[Visual layout annotation data]

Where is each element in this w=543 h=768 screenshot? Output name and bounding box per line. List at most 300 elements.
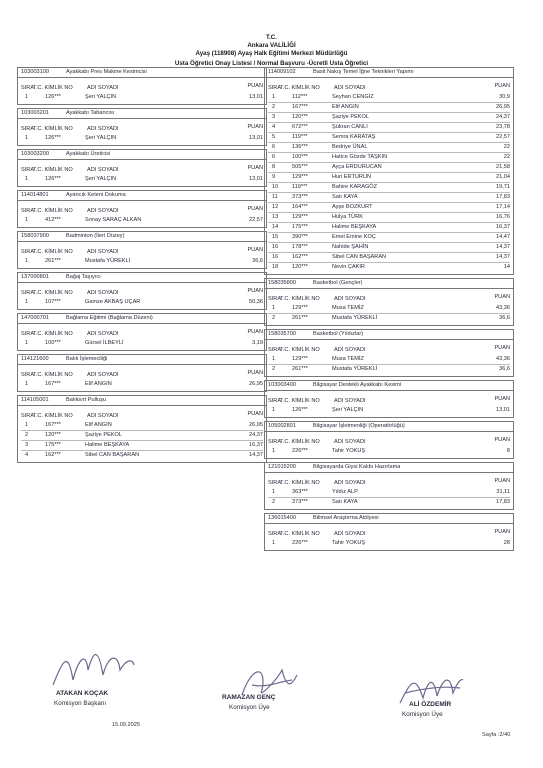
row-tc: 126*** [45,135,61,141]
row-name: Mustafa YÜREKLİ [332,315,378,321]
row-puan: 14,37 [496,254,510,260]
row-tc: 167*** [45,381,61,387]
table-row [268,539,510,548]
table-row [268,304,510,314]
table-row [21,451,263,460]
column-puan: PUAN [494,294,510,300]
row-tc: 100*** [292,154,308,160]
row-name: Şaziye PEKOL [85,432,122,438]
table-row [268,93,510,103]
column-puan: PUAN [247,247,263,253]
course-title-bar [265,422,513,432]
row-tc: 129*** [292,305,308,311]
course-title-bar [265,514,513,524]
row-sira: 1 [25,258,29,264]
course-body [265,524,513,550]
row-name: Gürsel İLBEYLİ [85,340,124,346]
course-code: 105002801 [268,423,296,429]
course-block [17,395,267,463]
row-sira: 1 [25,94,29,100]
signature-role-1: Komisyon Başkanı [54,700,107,707]
course-code: 114121600 [21,356,49,362]
row-tc: 672*** [292,124,308,130]
row-puan: 36,6 [499,366,510,372]
column-name: ADI SOYADI [87,126,119,132]
footer-date: 15.09.2025 [112,722,140,728]
row-puan: 8 [506,448,510,454]
row-sira: 1 [25,381,29,387]
row-name: Mustafa YÜREKLİ [85,258,131,264]
course-code: 103003201 [21,110,49,116]
row-name: Ayşe BOZKURT [332,204,373,210]
course-body [18,201,266,227]
column-header-row [21,289,263,298]
course-title-bar [18,191,266,201]
column-header-row [21,371,263,380]
row-sira: 8 [272,164,276,170]
course-block [264,462,514,510]
course-body [18,78,266,104]
course-body [18,160,266,186]
column-puan: PUAN [494,345,510,351]
column-sira: SIRA [21,290,35,296]
row-puan: 16,37 [496,224,510,230]
column-name: ADI SOYADI [87,331,119,337]
row-puan: 22 [503,144,510,150]
course-body [18,365,266,391]
course-title-bar [265,330,513,340]
column-name: ADI SOYADI [334,439,366,445]
row-name: Halime BEŞKAYA [332,224,377,230]
table-row [268,223,510,233]
column-puan: PUAN [247,83,263,89]
column-puan: PUAN [247,124,263,130]
row-sira: 1 [272,305,276,311]
row-sira: 3 [272,114,276,120]
row-name: Şükran CANLI [332,124,368,130]
row-puan: 26,95 [249,422,263,428]
course-code: 103003200 [21,151,49,157]
table-row [268,123,510,133]
row-puan: 14,37 [496,244,510,250]
course-body [265,340,513,376]
course-code: 103003100 [21,69,49,75]
row-tc: 373*** [292,194,308,200]
column-puan: PUAN [494,529,510,535]
row-name: Nevin ÇAKIR [332,264,365,270]
column-sira: SIRA [21,249,35,255]
column-puan: PUAN [247,370,263,376]
left-column [17,67,267,466]
row-tc: 178*** [292,244,308,250]
row-tc: 119*** [292,184,308,190]
row-name: Elif ANGIN [85,422,112,428]
course-title: Bağlama Eğitimi (Bağlama Düzeni) [66,315,153,321]
table-row [268,498,510,507]
row-puan: 3,19 [252,340,263,346]
row-puan: 14 [503,264,510,270]
column-puan: PUAN [494,396,510,402]
row-puan: 13,01 [496,407,510,413]
column-sira: SIRA [21,167,35,173]
row-tc: 120*** [45,432,61,438]
course-block [264,67,514,275]
course-body [18,406,266,462]
row-sira: 1 [272,356,276,362]
row-tc: 100*** [45,340,61,346]
table-row [268,314,510,323]
row-sira: 1 [272,540,276,546]
row-sira: 4 [25,452,29,458]
column-name: ADI SOYADI [334,296,366,302]
row-tc: 175*** [292,224,308,230]
row-name: Musa TEMİZ [332,305,364,311]
row-tc: 129*** [292,174,308,180]
row-sira: 2 [25,432,29,438]
row-name: Semra KARATAŞ [332,134,376,140]
column-name: ADI SOYADI [334,347,366,353]
column-header-row [268,84,510,93]
row-name: Halime BEŞKAYA [85,442,130,448]
row-sira: 16 [272,254,279,260]
course-block [264,380,514,418]
course-title-bar [265,381,513,391]
column-header-row [21,248,263,257]
column-header-row [21,412,263,421]
table-row [268,133,510,143]
row-puan: 26,95 [496,104,510,110]
table-row [268,143,510,153]
row-sira: 1 [272,94,276,100]
row-name: Sonay SARAÇ ALKAN [85,217,142,223]
row-tc: 167*** [292,104,308,110]
column-tc: T.C. KİMLİK NO [33,290,73,296]
table-row [268,233,510,243]
table-row [268,173,510,183]
table-row [268,193,510,203]
row-puan: 43,36 [496,305,510,311]
row-tc: 226*** [292,448,308,454]
course-block [17,354,267,392]
course-block [264,278,514,326]
row-sira: 1 [25,135,29,141]
course-title: Balık İşlemeciliği [66,356,108,362]
row-tc: 120*** [292,114,308,120]
row-sira: 2 [272,104,276,110]
column-tc: T.C. KİMLİK NO [33,126,73,132]
row-puan: 16,76 [496,214,510,220]
row-puan: 14,37 [249,452,263,458]
course-block [17,108,267,146]
column-tc: T.C. KİMLİK NO [33,372,73,378]
table-row [21,380,263,389]
footer-page-number: Sayfa :2/40 [482,732,511,738]
course-title-bar [18,232,266,242]
table-row [21,339,263,348]
column-header-row [268,346,510,355]
course-code: 147000701 [21,315,49,321]
course-code: 158035700 [268,331,296,337]
course-title-bar [18,150,266,160]
table-row [268,488,510,498]
row-tc: 112*** [292,94,308,100]
table-row [21,175,263,184]
course-title-bar [18,273,266,283]
column-sira: SIRA [21,331,35,337]
column-sira: SIRA [268,531,282,537]
row-tc: 107*** [45,299,61,305]
table-row [268,153,510,163]
row-tc: 226*** [292,540,308,546]
row-sira: 1 [25,340,29,346]
column-tc: T.C. KİMLİK NO [33,413,73,419]
row-name: Yıldız ALP [332,489,358,495]
course-title-bar [265,463,513,473]
table-row [268,103,510,113]
row-name: Nahide ŞAHİN [332,244,369,250]
row-puan: 22 [503,154,510,160]
course-title-bar [265,68,513,78]
row-tc: 162*** [45,452,61,458]
table-row [268,263,510,272]
column-tc: T.C. KİMLİK NO [33,249,73,255]
column-tc: T.C. KİMLİK NO [280,347,320,353]
course-code: 114009102 [268,69,296,75]
course-block [17,190,267,228]
row-sira: 6 [272,144,276,150]
course-block [264,329,514,377]
row-name: Gamze AKBAŞ UÇAR [85,299,141,305]
table-row [268,447,510,456]
column-tc: T.C. KİMLİK NO [280,398,320,404]
course-block [17,149,267,187]
row-sira: 1 [272,407,276,413]
column-sira: SIRA [268,398,282,404]
course-code: 158035800 [268,280,296,286]
row-name: Tahir YOKUŞ [332,448,366,454]
column-header-row [21,166,263,175]
signature-name-3: ALİ ÖZDEMİR [409,701,452,708]
column-tc: T.C. KİMLİK NO [280,480,320,486]
signature-name-1: ATAKAN KOÇAK [56,690,109,697]
row-tc: 261*** [45,258,61,264]
row-puan: 17,83 [496,194,510,200]
column-sira: SIRA [268,480,282,486]
column-puan: PUAN [247,329,263,335]
table-row [21,431,263,441]
row-sira: 2 [272,499,276,505]
row-name: Şaziye PEKOL [332,114,369,120]
row-name: Huri ERTURUN [332,174,372,180]
row-sira: 1 [25,299,29,305]
column-name: ADI SOYADI [87,372,119,378]
column-puan: PUAN [494,437,510,443]
column-sira: SIRA [21,208,35,214]
row-tc: 261*** [292,315,308,321]
column-name: ADI SOYADI [87,167,119,173]
row-tc: 505*** [292,164,308,170]
table-row [268,406,510,415]
column-tc: T.C. KİMLİK NO [33,331,73,337]
course-body [265,391,513,417]
course-title-bar [18,109,266,119]
course-code: 121015200 [268,464,296,470]
row-sira: 1 [25,176,29,182]
row-name: Sibel CAN BAŞARAN [332,254,387,260]
row-sira: 14 [272,224,279,230]
row-name: Satı KAYA [332,499,358,505]
row-sira: 1 [272,448,276,454]
row-name: Tahir YOKUŞ [332,540,366,546]
row-name: Satı KAYA [332,194,358,200]
row-tc: 175*** [45,442,61,448]
table-row [21,134,263,143]
column-puan: PUAN [247,288,263,294]
row-sira: 1 [25,217,29,223]
table-row [268,253,510,263]
row-tc: 162*** [292,254,308,260]
signature-role-3: Komisyon Üye [402,711,443,718]
row-tc: 167*** [45,422,61,428]
table-row [21,93,263,102]
column-header-row [21,330,263,339]
course-body [265,289,513,325]
course-body [265,473,513,509]
column-name: ADI SOYADI [87,290,119,296]
table-row [268,213,510,223]
column-header-row [21,125,263,134]
table-row [21,298,263,307]
row-puan: 24,37 [249,432,263,438]
row-name: Şeri YALÇIN [332,407,364,413]
column-header-row [268,438,510,447]
row-sira: 9 [272,174,276,180]
course-code: 137000801 [21,274,49,280]
column-sira: SIRA [268,296,282,302]
column-name: ADI SOYADI [334,398,366,404]
row-tc: 126*** [45,176,61,182]
course-title-bar [18,355,266,365]
row-sira: 5 [272,134,276,140]
row-name: Emel Emine KOÇ [332,234,376,240]
table-row [268,355,510,365]
row-puan: 16,37 [249,442,263,448]
row-sira: 4 [272,124,276,130]
row-name: Ayça ERDURUCAN [332,164,382,170]
row-puan: 26,95 [249,381,263,387]
row-tc: 363*** [292,489,308,495]
signature-scribble-1 [48,640,138,690]
row-name: Elif ANGIN [332,104,359,110]
row-puan: 36,6 [252,258,263,264]
row-puan: 36,6 [499,315,510,321]
column-tc: T.C. KİMLİK NO [33,208,73,214]
row-name: Hatice Gözde TAŞKIN [332,154,388,160]
table-row [268,113,510,123]
header-line-2: Ankara VALİLİĞİ [247,42,296,49]
row-puan: 50,36 [249,299,263,305]
row-tc: 120*** [292,264,308,270]
row-sira: 1 [25,422,29,428]
course-code: 103003400 [268,382,296,388]
column-puan: PUAN [247,206,263,212]
row-tc: 126*** [45,94,61,100]
row-tc: 129*** [292,214,308,220]
row-name: Bahire KARAGÖZ [332,184,378,190]
row-puan: 30,9 [499,94,510,100]
column-name: ADI SOYADI [87,85,119,91]
row-puan: 17,14 [496,204,510,210]
course-body [18,324,266,350]
column-header-row [21,207,263,216]
course-title-bar [18,68,266,78]
course-title: Basketbol (Yıldızlar) [313,331,364,337]
row-name: Hülya TÜRK [332,214,363,220]
row-sira: 2 [272,315,276,321]
course-title: Bilgisayarda Giysi Kalıbı Hazırlama [313,464,401,470]
course-block [17,313,267,351]
row-tc: 164*** [292,204,308,210]
row-name: Şeri YALÇIN [85,176,117,182]
row-tc: 412*** [45,217,61,223]
column-sira: SIRA [21,126,35,132]
row-puan: 19,71 [496,184,510,190]
row-sira: 2 [272,366,276,372]
course-title: Ayakkabı Pres Makine Kesimcisi [66,69,147,75]
row-sira: 15 [272,234,279,240]
course-body [265,432,513,458]
row-puan: 43,36 [496,356,510,362]
course-title: Basketbol (Gençler) [313,280,363,286]
course-title-bar [265,279,513,289]
row-puan: 13,01 [249,94,263,100]
row-puan: 21,58 [496,164,510,170]
row-puan: 28 [503,540,510,546]
column-sira: SIRA [21,85,35,91]
course-title: Ayancık Keteni Dokuma [66,192,126,198]
row-sira: 1 [272,489,276,495]
row-tc: 129*** [292,356,308,362]
row-puan: 21,04 [496,174,510,180]
column-tc: T.C. KİMLİK NO [33,167,73,173]
table-row [268,365,510,374]
row-tc: 126*** [292,407,308,413]
table-row [21,216,263,225]
row-puan: 31,11 [496,489,510,495]
column-header-row [21,84,263,93]
column-name: ADI SOYADI [87,413,119,419]
course-block [17,272,267,310]
row-sira: 16 [272,244,279,250]
table-row [268,163,510,173]
row-sira: 18 [272,264,279,270]
row-name: Bedriye ÜNAL [332,144,368,150]
row-puan: 22,57 [496,134,510,140]
course-title: Bilimsel Araştırma Atölyesi [313,515,379,521]
course-block [17,231,267,269]
course-body [18,119,266,145]
column-header-row [268,295,510,304]
column-header-row [268,479,510,488]
table-row [21,441,263,451]
row-tc: 136*** [292,144,308,150]
column-puan: PUAN [494,83,510,89]
course-code: 114105001 [21,397,49,403]
course-body [265,78,513,274]
row-puan: 13,01 [249,135,263,141]
row-puan: 24,37 [496,114,510,120]
course-block [17,67,267,105]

* [Exercise]: Count the lines in the items above that contain the word "ANGIN" and reply with only that number.

* [Exercise result]: 2